[Saved entries]
* * * * * * *

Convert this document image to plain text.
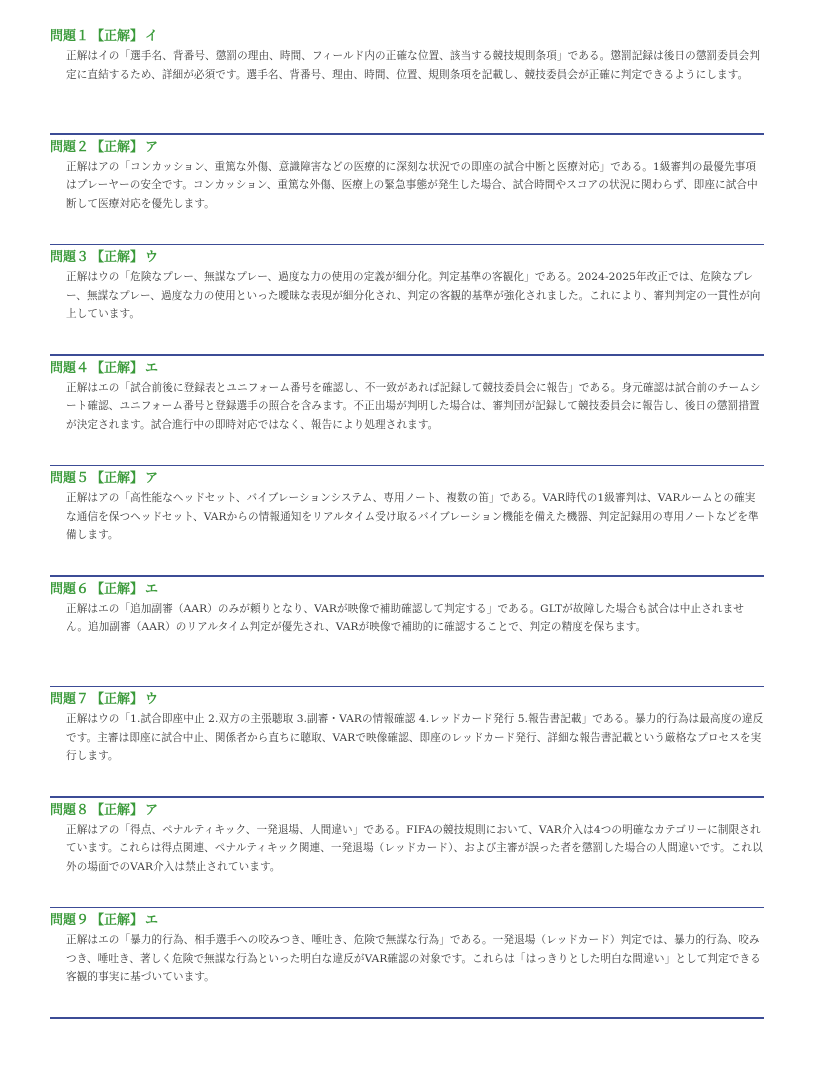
問題１ 【正解】 イ
正解はイの「選手名、背番号、懲罰の理由、時間、フィールド内の正確な位置、該当する競技規則条項」である。懲罰記録は後日の懲罰委員会判定に直結するため、詳細が必須です。選手名、背番号、理由、時間、位置、規則条項を記載し、競技委員会が正確に判定できるようにします。
問題２ 【正解】 ア
正解はアの「コンカッション、重篤な外傷、意識障害などの医療的に深刻な状況での即座の試合中断と医療対応」である。1級審判の最優先事項はプレーヤーの安全です。コンカッション、重篤な外傷、医療上の緊急事態が発生した場合、試合時間やスコアの状況に関わらず、即座に試合中断して医療対応を優先します。
問題３ 【正解】 ウ
正解はウの「危険なプレー、無謀なプレー、過度な力の使用の定義が細分化。判定基準の客観化」である。2024-2025年改正では、危険なプレー、無謀なプレー、過度な力の使用といった曖昧な表現が細分化され、判定の客観的基準が強化されました。これにより、審判判定の一貫性が向上しています。
問題４ 【正解】 エ
正解はエの「試合前後に登録表とユニフォーム番号を確認し、不一致があれば記録して競技委員会に報告」である。身元確認は試合前のチームシート確認、ユニフォーム番号と登録選手の照合を含みます。不正出場が判明した場合は、審判団が記録して競技委員会に報告し、後日の懲罰措置が決定されます。試合進行中の即時対応ではなく、報告により処理されます。
問題５ 【正解】 ア
正解はアの「高性能なヘッドセット、バイブレーションシステム、専用ノート、複数の笛」である。VAR時代の1級審判は、VARルームとの確実な通信を保つヘッドセット、VARからの情報通知をリアルタイム受け取るバイブレーション機能を備えた機器、判定記録用の専用ノートなどを準備します。
問題６ 【正解】 エ
正解はエの「追加副審（AAR）のみが頼りとなり、VARが映像で補助確認して判定する」である。GLTが故障した場合も試合は中止されません。追加副審（AAR）のリアルタイム判定が優先され、VARが映像で補助的に確認することで、判定の精度を保ちます。
問題７ 【正解】 ウ
正解はウの「1.試合即座中止 2.双方の主張聴取 3.副審・VARの情報確認 4.レッドカード発行 5.報告書記載」である。暴力的行為は最高度の違反です。主審は即座に試合中止、関係者から直ちに聴取、VARで映像確認、即座のレッドカード発行、詳細な報告書記載という厳格なプロセスを実行します。
問題８ 【正解】 ア
正解はアの「得点、ペナルティキック、一発退場、人間違い」である。FIFAの競技規則において、VAR介入は4つの明確なカテゴリーに制限されています。これらは得点関連、ペナルティキック関連、一発退場（レッドカード）、および主審が誤った者を懲罰した場合の人間違いです。これ以外の場面でのVAR介入は禁止されています。
問題９ 【正解】 エ
正解はエの「暴力的行為、相手選手への咬みつき、唾吐き、危険で無謀な行為」である。一発退場（レッドカード）判定では、暴力的行為、咬みつき、唾吐き、著しく危険で無謀な行為といった明白な違反がVAR確認の対象です。これらは「はっきりとした明白な間違い」として判定できる客観的事実に基づいています。
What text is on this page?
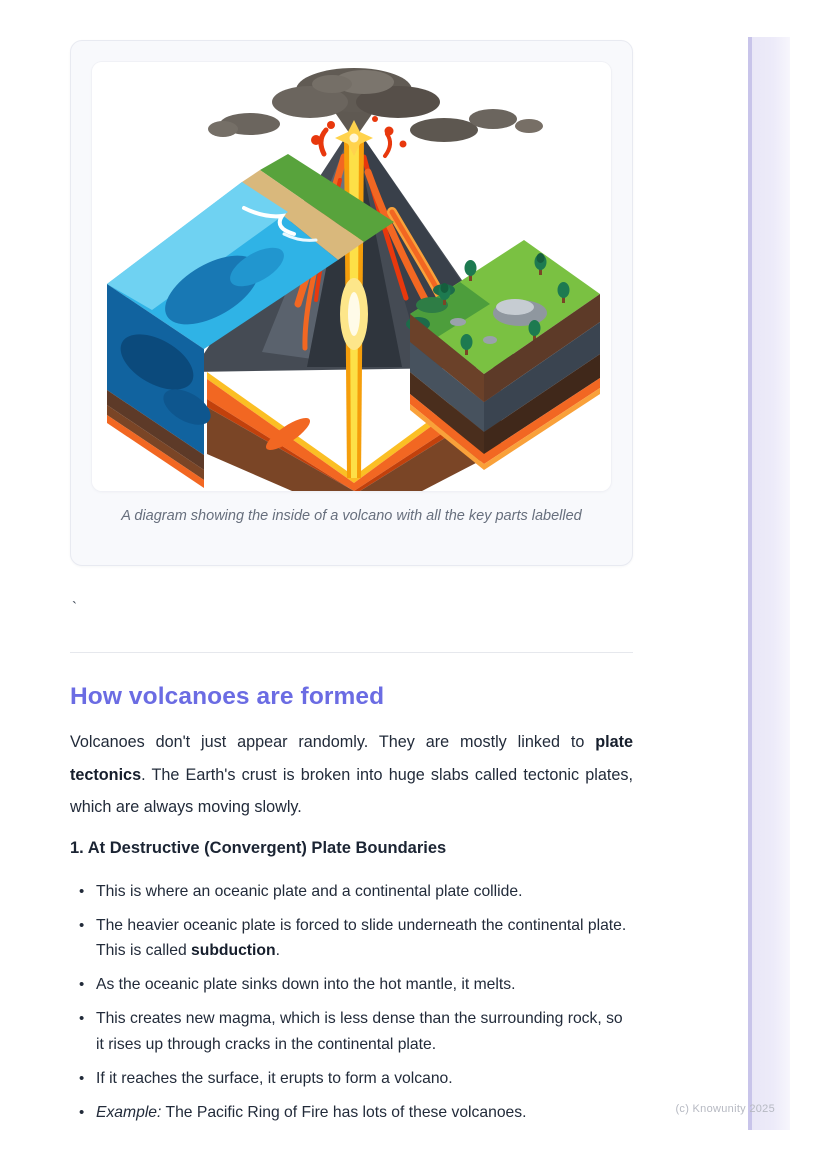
A diagram showing the inside of a volcano with all the key parts labelled
`
How volcanoes are formed

Volcanoes don't just appear randomly. They are mostly linked to plate tectonics. The Earth's crust is broken into huge slabs called tectonic plates, which are always moving slowly.

1. At Destructive (Convergent) Plate Boundaries
• This is where an oceanic plate and a continental plate collide.
• The heavier oceanic plate is forced to slide underneath the continental plate. This is called subduction.
• As the oceanic plate sinks down into the hot mantle, it melts.
• This creates new magma, which is less dense than the surrounding rock, so it rises up through cracks in the continental plate.
• If it reaches the surface, it erupts to form a volcano.
• Example: The Pacific Ring of Fire has lots of these volcanoes.	(c) Knowunity 2025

* * * * * * *

[THE TASK]: Above are records with pictures; repeat the records exactly and leave the pictures out.

[IN RESPONSE]:
Convert this document image to plain text.
問題１ 【正解】 イ
正解はイの「選手名、背番号、懲罰の理由、時間、フィールド内の正確な位置、該当する競技規則条項」である。懲罰記録は後日の懲罰委員会判定に直結するため、詳細が必須です。選手名、背番号、理由、時間、位置、規則条項を記載し、競技委員会が正確に判定できるようにします。
問題２ 【正解】 ア
正解はアの「コンカッション、重篤な外傷、意識障害などの医療的に深刻な状況での即座の試合中断と医療対応」である。1級審判の最優先事項はプレーヤーの安全です。コンカッション、重篤な外傷、医療上の緊急事態が発生した場合、試合時間やスコアの状況に関わらず、即座に試合中断して医療対応を優先します。
問題３ 【正解】 ウ
正解はウの「危険なプレー、無謀なプレー、過度な力の使用の定義が細分化。判定基準の客観化」である。2024-2025年改正では、危険なプレー、無謀なプレー、過度な力の使用といった曖昧な表現が細分化され、判定の客観的基準が強化されました。これにより、審判判定の一貫性が向上しています。
問題４ 【正解】 エ
正解はエの「試合前後に登録表とユニフォーム番号を確認し、不一致があれば記録して競技委員会に報告」である。身元確認は試合前のチームシート確認、ユニフォーム番号と登録選手の照合を含みます。不正出場が判明した場合は、審判団が記録して競技委員会に報告し、後日の懲罰措置が決定されます。試合進行中の即時対応ではなく、報告により処理されます。
問題５ 【正解】 ア
正解はアの「高性能なヘッドセット、バイブレーションシステム、専用ノート、複数の笛」である。VAR時代の1級審判は、VARルームとの確実な通信を保つヘッドセット、VARからの情報通知をリアルタイム受け取るバイブレーション機能を備えた機器、判定記録用の専用ノートなどを準備します。
問題６ 【正解】 エ
正解はエの「追加副審（AAR）のみが頼りとなり、VARが映像で補助確認して判定する」である。GLTが故障した場合も試合は中止されません。追加副審（AAR）のリアルタイム判定が優先され、VARが映像で補助的に確認することで、判定の精度を保ちます。
問題７ 【正解】 ウ
正解はウの「1.試合即座中止 2.双方の主張聴取 3.副審・VARの情報確認 4.レッドカード発行 5.報告書記載」である。暴力的行為は最高度の違反です。主審は即座に試合中止、関係者から直ちに聴取、VARで映像確認、即座のレッドカード発行、詳細な報告書記載という厳格なプロセスを実行します。
問題８ 【正解】 ア
正解はアの「得点、ペナルティキック、一発退場、人間違い」である。FIFAの競技規則において、VAR介入は4つの明確なカテゴリーに制限されています。これらは得点関連、ペナルティキック関連、一発退場（レッドカード）、および主審が誤った者を懲罰した場合の人間違いです。これ以外の場面でのVAR介入は禁止されています。
問題９ 【正解】 エ
正解はエの「暴力的行為、相手選手への咬みつき、唾吐き、危険で無謀な行為」である。一発退場（レッドカード）判定では、暴力的行為、咬みつき、唾吐き、著しく危険で無謀な行為といった明白な違反がVAR確認の対象です。これらは「はっきりとした明白な間違い」として判定できる客観的事実に基づいています。
What text is on this page?
A diagram showing the inside of a volcano with all the key parts labelled
`
How volcanoes are formed

Volcanoes don't just appear randomly. They are mostly linked to plate tectonics. The Earth's crust is broken into huge slabs called tectonic plates, which are always moving slowly.

1. At Destructive (Convergent) Plate Boundaries
• This is where an oceanic plate and a continental plate collide.
• The heavier oceanic plate is forced to slide underneath the continental plate. This is called subduction.
• As the oceanic plate sinks down into the hot mantle, it melts.
• This creates new magma, which is less dense than the surrounding rock, so it rises up through cracks in the continental plate.
• If it reaches the surface, it erupts to form a volcano.
• Example: The Pacific Ring of Fire has lots of these volcanoes.	(c) Knowunity 2025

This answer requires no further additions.